Task brief:
Look through the material below. Copy each line that contains the string "title".

- - -

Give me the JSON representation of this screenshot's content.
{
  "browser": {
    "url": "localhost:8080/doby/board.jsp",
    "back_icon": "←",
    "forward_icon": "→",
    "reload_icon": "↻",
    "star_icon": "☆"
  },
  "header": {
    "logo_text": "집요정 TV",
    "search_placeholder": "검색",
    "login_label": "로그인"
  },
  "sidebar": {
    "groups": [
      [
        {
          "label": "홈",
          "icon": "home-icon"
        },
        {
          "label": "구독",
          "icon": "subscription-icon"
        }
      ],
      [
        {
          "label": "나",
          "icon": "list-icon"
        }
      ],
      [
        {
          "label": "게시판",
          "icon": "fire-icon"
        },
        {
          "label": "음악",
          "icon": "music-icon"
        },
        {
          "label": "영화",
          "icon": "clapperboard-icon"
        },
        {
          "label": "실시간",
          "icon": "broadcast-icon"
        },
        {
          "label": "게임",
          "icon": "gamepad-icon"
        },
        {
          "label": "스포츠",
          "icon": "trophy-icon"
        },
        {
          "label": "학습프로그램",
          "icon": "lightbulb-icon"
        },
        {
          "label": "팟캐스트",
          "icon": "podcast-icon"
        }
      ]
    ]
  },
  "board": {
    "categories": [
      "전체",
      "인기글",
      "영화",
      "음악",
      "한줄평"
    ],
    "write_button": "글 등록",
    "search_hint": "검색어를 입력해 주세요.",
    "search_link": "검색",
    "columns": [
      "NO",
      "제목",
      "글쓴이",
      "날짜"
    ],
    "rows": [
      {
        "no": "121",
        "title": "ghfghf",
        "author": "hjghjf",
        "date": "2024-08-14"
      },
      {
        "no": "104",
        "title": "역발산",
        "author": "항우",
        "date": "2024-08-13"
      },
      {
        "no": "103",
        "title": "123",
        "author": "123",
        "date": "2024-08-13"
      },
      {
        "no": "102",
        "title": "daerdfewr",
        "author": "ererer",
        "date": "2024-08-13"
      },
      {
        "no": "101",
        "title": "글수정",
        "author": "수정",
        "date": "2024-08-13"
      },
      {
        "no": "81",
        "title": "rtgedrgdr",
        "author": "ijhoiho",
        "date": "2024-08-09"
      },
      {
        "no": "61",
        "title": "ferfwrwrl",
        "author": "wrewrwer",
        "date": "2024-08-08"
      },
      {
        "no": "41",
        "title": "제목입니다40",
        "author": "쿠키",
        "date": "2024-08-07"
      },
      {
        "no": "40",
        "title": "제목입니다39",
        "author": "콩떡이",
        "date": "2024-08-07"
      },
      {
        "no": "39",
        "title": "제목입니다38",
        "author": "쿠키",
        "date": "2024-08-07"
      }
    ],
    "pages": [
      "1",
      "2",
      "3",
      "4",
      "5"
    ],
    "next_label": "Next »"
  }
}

- - -

Correct output:
        "title": "ghfghf",
        "title": "역발산",
        "title": "123",
        "title": "daerdfewr",
        "title": "글수정",
        "title": "rtgedrgdr",
        "title": "ferfwrwrl",
        "title": "제목입니다40",
        "title": "제목입니다39",
        "title": "제목입니다38",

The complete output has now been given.